Entries -
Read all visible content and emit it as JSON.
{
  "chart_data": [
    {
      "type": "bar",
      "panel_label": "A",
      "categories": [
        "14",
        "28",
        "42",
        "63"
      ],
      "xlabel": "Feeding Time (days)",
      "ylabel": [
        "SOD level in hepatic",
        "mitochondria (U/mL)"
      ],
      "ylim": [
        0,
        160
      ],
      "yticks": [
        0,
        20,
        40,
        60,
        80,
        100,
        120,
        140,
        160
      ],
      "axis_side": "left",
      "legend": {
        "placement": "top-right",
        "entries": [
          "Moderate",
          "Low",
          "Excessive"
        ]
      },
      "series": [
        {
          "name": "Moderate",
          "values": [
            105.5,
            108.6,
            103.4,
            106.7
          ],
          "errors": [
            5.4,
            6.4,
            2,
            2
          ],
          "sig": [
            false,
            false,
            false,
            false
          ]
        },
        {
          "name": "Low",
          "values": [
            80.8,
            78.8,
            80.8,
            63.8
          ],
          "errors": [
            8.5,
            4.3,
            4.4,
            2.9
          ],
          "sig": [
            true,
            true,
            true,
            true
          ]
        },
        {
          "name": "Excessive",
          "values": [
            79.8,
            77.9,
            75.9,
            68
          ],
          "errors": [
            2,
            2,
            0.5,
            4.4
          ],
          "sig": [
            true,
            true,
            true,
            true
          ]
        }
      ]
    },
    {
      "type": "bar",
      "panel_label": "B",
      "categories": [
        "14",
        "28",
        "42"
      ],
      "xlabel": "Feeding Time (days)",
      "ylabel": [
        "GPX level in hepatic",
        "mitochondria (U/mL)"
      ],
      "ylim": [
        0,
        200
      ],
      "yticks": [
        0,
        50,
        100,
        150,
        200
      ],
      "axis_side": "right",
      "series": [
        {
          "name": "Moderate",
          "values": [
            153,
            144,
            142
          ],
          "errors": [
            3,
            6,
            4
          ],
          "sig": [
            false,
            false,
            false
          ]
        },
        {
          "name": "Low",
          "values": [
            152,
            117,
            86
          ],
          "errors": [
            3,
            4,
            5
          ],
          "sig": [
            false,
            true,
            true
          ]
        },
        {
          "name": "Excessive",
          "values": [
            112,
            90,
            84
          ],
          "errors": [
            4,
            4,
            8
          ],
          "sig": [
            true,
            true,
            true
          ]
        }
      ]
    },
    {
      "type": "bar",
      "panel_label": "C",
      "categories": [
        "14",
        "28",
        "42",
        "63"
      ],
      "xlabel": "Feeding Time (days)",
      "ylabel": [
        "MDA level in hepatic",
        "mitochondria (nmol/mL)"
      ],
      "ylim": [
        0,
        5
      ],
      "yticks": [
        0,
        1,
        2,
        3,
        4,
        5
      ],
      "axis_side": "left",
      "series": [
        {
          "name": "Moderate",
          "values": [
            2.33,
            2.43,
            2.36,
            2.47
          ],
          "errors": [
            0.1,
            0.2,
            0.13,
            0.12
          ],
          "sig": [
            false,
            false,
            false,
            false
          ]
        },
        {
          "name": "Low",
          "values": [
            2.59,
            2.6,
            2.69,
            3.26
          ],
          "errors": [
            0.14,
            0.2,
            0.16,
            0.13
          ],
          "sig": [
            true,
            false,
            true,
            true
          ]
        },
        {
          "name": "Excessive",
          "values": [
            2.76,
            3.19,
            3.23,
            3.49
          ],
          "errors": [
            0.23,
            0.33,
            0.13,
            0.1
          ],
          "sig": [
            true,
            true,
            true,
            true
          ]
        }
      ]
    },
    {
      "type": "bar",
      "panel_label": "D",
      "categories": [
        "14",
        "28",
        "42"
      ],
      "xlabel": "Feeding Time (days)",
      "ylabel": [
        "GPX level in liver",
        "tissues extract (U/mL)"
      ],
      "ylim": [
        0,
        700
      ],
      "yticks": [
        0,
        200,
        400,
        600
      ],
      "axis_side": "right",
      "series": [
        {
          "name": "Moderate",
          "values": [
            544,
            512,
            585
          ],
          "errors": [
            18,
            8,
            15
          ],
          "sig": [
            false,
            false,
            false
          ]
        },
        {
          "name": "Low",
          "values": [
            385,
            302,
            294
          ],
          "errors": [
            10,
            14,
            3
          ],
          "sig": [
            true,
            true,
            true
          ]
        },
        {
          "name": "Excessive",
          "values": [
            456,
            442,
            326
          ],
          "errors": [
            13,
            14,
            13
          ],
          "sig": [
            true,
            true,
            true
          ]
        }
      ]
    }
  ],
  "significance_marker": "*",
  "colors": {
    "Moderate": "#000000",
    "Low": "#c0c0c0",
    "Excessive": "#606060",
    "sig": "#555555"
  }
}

What this task involves - Write the material out exactly, with nothing left out.

Solved problem -
Read all visible content and emit it as JSON.
{
  "chart_data": [
    {
      "type": "bar",
      "panel_label": "A",
      "categories": [
        "14",
        "28",
        "42",
        "63"
      ],
      "xlabel": "Feeding Time (days)",
      "ylabel": [
        "SOD level in hepatic",
        "mitochondria (U/mL)"
      ],
      "ylim": [
        0,
        160
      ],
      "yticks": [
        0,
        20,
        40,
        60,
        80,
        100,
        120,
        140,
        160
      ],
      "axis_side": "left",
      "legend": {
        "placement": "top-right",
        "entries": [
          "Moderate",
          "Low",
          "Excessive"
        ]
      },
      "series": [
        {
          "name": "Moderate",
          "values": [
            105.5,
            108.6,
            103.4,
            106.7
          ],
          "errors": [
            5.4,
            6.4,
            2,
            2
          ],
          "sig": [
            false,
            false,
            false,
            false
          ]
        },
        {
          "name": "Low",
          "values": [
            80.8,
            78.8,
            80.8,
            63.8
          ],
          "errors": [
            8.5,
            4.3,
            4.4,
            2.9
          ],
          "sig": [
            true,
            true,
            true,
            true
          ]
        },
        {
          "name": "Excessive",
          "values": [
            79.8,
            77.9,
            75.9,
            68
          ],
          "errors": [
            2,
            2,
            0.5,
            4.4
          ],
          "sig": [
            true,
            true,
            true,
            true
          ]
        }
      ]
    },
    {
      "type": "bar",
      "panel_label": "B",
      "categories": [
        "14",
        "28",
        "42"
      ],
      "xlabel": "Feeding Time (days)",
      "ylabel": [
        "GPX level in hepatic",
        "mitochondria (U/mL)"
      ],
      "ylim": [
        0,
        200
      ],
      "yticks": [
        0,
        50,
        100,
        150,
        200
      ],
      "axis_side": "right",
      "series": [
        {
          "name": "Moderate",
          "values": [
            153,
            144,
            142
          ],
          "errors": [
            3,
            6,
            4
          ],
          "sig": [
            false,
            false,
            false
          ]
        },
        {
          "name": "Low",
          "values": [
            152,
            117,
            86
          ],
          "errors": [
            3,
            4,
            5
          ],
          "sig": [
            false,
            true,
            true
          ]
        },
        {
          "name": "Excessive",
          "values": [
            112,
            90,
            84
          ],
          "errors": [
            4,
            4,
            8
          ],
          "sig": [
            true,
            true,
            true
          ]
        }
      ]
    },
    {
      "type": "bar",
      "panel_label": "C",
      "categories": [
        "14",
        "28",
        "42",
        "63"
      ],
      "xlabel": "Feeding Time (days)",
      "ylabel": [
        "MDA level in hepatic",
        "mitochondria (nmol/mL)"
      ],
      "ylim": [
        0,
        5
      ],
      "yticks": [
        0,
        1,
        2,
        3,
        4,
        5
      ],
      "axis_side": "left",
      "series": [
        {
          "name": "Moderate",
          "values": [
            2.33,
            2.43,
            2.36,
            2.47
          ],
          "errors": [
            0.1,
            0.2,
            0.13,
            0.12
          ],
          "sig": [
            false,
            false,
            false,
            false
          ]
        },
        {
          "name": "Low",
          "values": [
            2.59,
            2.6,
            2.69,
            3.26
          ],
          "errors": [
            0.14,
            0.2,
            0.16,
            0.13
          ],
          "sig": [
            true,
            false,
            true,
            true
          ]
        },
        {
          "name": "Excessive",
          "values": [
            2.76,
            3.19,
            3.23,
            3.49
          ],
          "errors": [
            0.23,
            0.33,
            0.13,
            0.1
          ],
          "sig": [
            true,
            true,
            true,
            true
          ]
        }
      ]
    },
    {
      "type": "bar",
      "panel_label": "D",
      "categories": [
        "14",
        "28",
        "42"
      ],
      "xlabel": "Feeding Time (days)",
      "ylabel": [
        "GPX level in liver",
        "tissues extract (U/mL)"
      ],
      "ylim": [
        0,
        700
      ],
      "yticks": [
        0,
        200,
        400,
        600
      ],
      "axis_side": "right",
      "series": [
        {
          "name": "Moderate",
          "values": [
            544,
            512,
            585
          ],
          "errors": [
            18,
            8,
            15
          ],
          "sig": [
            false,
            false,
            false
          ]
        },
        {
          "name": "Low",
          "values": [
            385,
            302,
            294
          ],
          "errors": [
            10,
            14,
            3
          ],
          "sig": [
            true,
            true,
            true
          ]
        },
        {
          "name": "Excessive",
          "values": [
            456,
            442,
            326
          ],
          "errors": [
            13,
            14,
            13
          ],
          "sig": [
            true,
            true,
            true
          ]
        }
      ]
    }
  ],
  "significance_marker": "*",
  "colors": {
    "Moderate": "#000000",
    "Low": "#c0c0c0",
    "Excessive": "#606060",
    "sig": "#555555"
  }
}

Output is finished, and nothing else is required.